* Challenge: All material below is to be reproduced exactly.

* Extracted entries:
####################

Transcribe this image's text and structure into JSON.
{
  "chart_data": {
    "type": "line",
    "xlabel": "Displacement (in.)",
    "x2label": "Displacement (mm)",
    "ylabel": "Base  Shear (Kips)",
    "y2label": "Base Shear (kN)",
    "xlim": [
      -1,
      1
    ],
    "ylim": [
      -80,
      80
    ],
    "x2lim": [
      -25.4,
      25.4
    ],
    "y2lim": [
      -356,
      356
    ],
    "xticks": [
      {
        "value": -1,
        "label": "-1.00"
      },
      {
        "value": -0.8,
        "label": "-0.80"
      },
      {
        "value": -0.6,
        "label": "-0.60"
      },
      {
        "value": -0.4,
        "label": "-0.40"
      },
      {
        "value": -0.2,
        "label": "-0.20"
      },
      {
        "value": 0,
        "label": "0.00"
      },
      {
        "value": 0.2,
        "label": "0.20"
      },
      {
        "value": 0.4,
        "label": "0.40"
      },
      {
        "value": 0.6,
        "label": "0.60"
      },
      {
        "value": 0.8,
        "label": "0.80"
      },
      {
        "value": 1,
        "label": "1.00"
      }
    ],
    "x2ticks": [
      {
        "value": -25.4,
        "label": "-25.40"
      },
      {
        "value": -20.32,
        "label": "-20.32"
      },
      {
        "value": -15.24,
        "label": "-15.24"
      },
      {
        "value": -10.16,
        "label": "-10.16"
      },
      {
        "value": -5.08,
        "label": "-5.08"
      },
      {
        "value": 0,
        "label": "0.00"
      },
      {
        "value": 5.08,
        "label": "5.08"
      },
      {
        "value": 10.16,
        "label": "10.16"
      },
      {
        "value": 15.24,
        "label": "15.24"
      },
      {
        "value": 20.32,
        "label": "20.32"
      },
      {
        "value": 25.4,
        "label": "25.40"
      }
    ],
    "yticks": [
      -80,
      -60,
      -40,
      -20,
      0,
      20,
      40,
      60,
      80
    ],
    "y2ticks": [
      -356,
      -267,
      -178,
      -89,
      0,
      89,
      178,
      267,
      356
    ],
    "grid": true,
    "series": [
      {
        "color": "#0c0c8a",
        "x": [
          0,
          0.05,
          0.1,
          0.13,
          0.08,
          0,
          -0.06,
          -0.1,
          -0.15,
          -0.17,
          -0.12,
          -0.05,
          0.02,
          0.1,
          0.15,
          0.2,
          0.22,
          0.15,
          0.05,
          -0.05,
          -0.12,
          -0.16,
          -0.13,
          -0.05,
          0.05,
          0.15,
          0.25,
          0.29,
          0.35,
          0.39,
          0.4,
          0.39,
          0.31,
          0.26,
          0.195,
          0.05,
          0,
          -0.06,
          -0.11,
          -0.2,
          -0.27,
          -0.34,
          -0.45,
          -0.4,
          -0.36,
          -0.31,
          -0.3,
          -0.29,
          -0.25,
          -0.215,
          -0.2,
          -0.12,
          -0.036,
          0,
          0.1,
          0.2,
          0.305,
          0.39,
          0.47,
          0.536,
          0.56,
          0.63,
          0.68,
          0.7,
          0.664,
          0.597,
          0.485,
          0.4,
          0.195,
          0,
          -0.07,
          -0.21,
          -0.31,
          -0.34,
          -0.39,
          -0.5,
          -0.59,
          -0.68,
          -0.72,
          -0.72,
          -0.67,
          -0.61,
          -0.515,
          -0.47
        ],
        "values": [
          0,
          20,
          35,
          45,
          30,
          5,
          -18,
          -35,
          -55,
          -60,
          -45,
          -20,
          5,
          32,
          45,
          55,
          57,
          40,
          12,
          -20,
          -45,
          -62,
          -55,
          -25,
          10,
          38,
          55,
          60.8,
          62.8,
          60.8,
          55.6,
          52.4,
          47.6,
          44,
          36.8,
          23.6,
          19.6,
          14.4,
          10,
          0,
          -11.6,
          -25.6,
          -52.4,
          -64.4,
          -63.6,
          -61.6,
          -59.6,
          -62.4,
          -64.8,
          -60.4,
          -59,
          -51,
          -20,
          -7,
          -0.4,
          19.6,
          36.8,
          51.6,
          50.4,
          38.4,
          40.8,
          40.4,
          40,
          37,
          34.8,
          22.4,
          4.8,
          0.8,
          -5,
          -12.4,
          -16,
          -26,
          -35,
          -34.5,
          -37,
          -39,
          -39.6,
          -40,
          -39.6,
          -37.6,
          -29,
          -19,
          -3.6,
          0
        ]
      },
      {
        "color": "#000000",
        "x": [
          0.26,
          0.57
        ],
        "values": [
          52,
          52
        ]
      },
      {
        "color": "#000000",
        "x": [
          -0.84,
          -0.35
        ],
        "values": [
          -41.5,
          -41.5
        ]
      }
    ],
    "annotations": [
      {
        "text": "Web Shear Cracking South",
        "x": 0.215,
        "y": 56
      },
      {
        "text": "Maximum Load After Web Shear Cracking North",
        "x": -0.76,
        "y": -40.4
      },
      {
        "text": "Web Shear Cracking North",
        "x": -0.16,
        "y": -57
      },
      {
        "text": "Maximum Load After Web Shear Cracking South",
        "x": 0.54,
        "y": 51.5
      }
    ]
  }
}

####################

* Output below:
Transcribe this image's text and structure into JSON.
{
  "chart_data": {
    "type": "line",
    "xlabel": "Displacement (in.)",
    "x2label": "Displacement (mm)",
    "ylabel": "Base  Shear (Kips)",
    "y2label": "Base Shear (kN)",
    "xlim": [
      -1,
      1
    ],
    "ylim": [
      -80,
      80
    ],
    "x2lim": [
      -25.4,
      25.4
    ],
    "y2lim": [
      -356,
      356
    ],
    "xticks": [
      {
        "value": -1,
        "label": "-1.00"
      },
      {
        "value": -0.8,
        "label": "-0.80"
      },
      {
        "value": -0.6,
        "label": "-0.60"
      },
      {
        "value": -0.4,
        "label": "-0.40"
      },
      {
        "value": -0.2,
        "label": "-0.20"
      },
      {
        "value": 0,
        "label": "0.00"
      },
      {
        "value": 0.2,
        "label": "0.20"
      },
      {
        "value": 0.4,
        "label": "0.40"
      },
      {
        "value": 0.6,
        "label": "0.60"
      },
      {
        "value": 0.8,
        "label": "0.80"
      },
      {
        "value": 1,
        "label": "1.00"
      }
    ],
    "x2ticks": [
      {
        "value": -25.4,
        "label": "-25.40"
      },
      {
        "value": -20.32,
        "label": "-20.32"
      },
      {
        "value": -15.24,
        "label": "-15.24"
      },
      {
        "value": -10.16,
        "label": "-10.16"
      },
      {
        "value": -5.08,
        "label": "-5.08"
      },
      {
        "value": 0,
        "label": "0.00"
      },
      {
        "value": 5.08,
        "label": "5.08"
      },
      {
        "value": 10.16,
        "label": "10.16"
      },
      {
        "value": 15.24,
        "label": "15.24"
      },
      {
        "value": 20.32,
        "label": "20.32"
      },
      {
        "value": 25.4,
        "label": "25.40"
      }
    ],
    "yticks": [
      -80,
      -60,
      -40,
      -20,
      0,
      20,
      40,
      60,
      80
    ],
    "y2ticks": [
      -356,
      -267,
      -178,
      -89,
      0,
      89,
      178,
      267,
      356
    ],
    "grid": true,
    "series": [
      {
        "color": "#0c0c8a",
        "x": [
          0,
          0.05,
          0.1,
          0.13,
          0.08,
          0,
          -0.06,
          -0.1,
          -0.15,
          -0.17,
          -0.12,
          -0.05,
          0.02,
          0.1,
          0.15,
          0.2,
          0.22,
          0.15,
          0.05,
          -0.05,
          -0.12,
          -0.16,
          -0.13,
          -0.05,
          0.05,
          0.15,
          0.25,
          0.29,
          0.35,
          0.39,
          0.4,
          0.39,
          0.31,
          0.26,
          0.195,
          0.05,
          0,
          -0.06,
          -0.11,
          -0.2,
          -0.27,
          -0.34,
          -0.45,
          -0.4,
          -0.36,
          -0.31,
          -0.3,
          -0.29,
          -0.25,
          -0.215,
          -0.2,
          -0.12,
          -0.036,
          0,
          0.1,
          0.2,
          0.305,
          0.39,
          0.47,
          0.536,
          0.56,
          0.63,
          0.68,
          0.7,
          0.664,
          0.597,
          0.485,
          0.4,
          0.195,
          0,
          -0.07,
          -0.21,
          -0.31,
          -0.34,
          -0.39,
          -0.5,
          -0.59,
          -0.68,
          -0.72,
          -0.72,
          -0.67,
          -0.61,
          -0.515,
          -0.47
        ],
        "values": [
          0,
          20,
          35,
          45,
          30,
          5,
          -18,
          -35,
          -55,
          -60,
          -45,
          -20,
          5,
          32,
          45,
          55,
          57,
          40,
          12,
          -20,
          -45,
          -62,
          -55,
          -25,
          10,
          38,
          55,
          60.8,
          62.8,
          60.8,
          55.6,
          52.4,
          47.6,
          44,
          36.8,
          23.6,
          19.6,
          14.4,
          10,
          0,
          -11.6,
          -25.6,
          -52.4,
          -64.4,
          -63.6,
          -61.6,
          -59.6,
          -62.4,
          -64.8,
          -60.4,
          -59,
          -51,
          -20,
          -7,
          -0.4,
          19.6,
          36.8,
          51.6,
          50.4,
          38.4,
          40.8,
          40.4,
          40,
          37,
          34.8,
          22.4,
          4.8,
          0.8,
          -5,
          -12.4,
          -16,
          -26,
          -35,
          -34.5,
          -37,
          -39,
          -39.6,
          -40,
          -39.6,
          -37.6,
          -29,
          -19,
          -3.6,
          0
        ]
      },
      {
        "color": "#000000",
        "x": [
          0.26,
          0.57
        ],
        "values": [
          52,
          52
        ]
      },
      {
        "color": "#000000",
        "x": [
          -0.84,
          -0.35
        ],
        "values": [
          -41.5,
          -41.5
        ]
      }
    ],
    "annotations": [
      {
        "text": "Web Shear Cracking South",
        "x": 0.215,
        "y": 56
      },
      {
        "text": "Maximum Load After Web Shear Cracking North",
        "x": -0.76,
        "y": -40.4
      },
      {
        "text": "Web Shear Cracking North",
        "x": -0.16,
        "y": -57
      },
      {
        "text": "Maximum Load After Web Shear Cracking South",
        "x": 0.54,
        "y": 51.5
      }
    ]
  }
}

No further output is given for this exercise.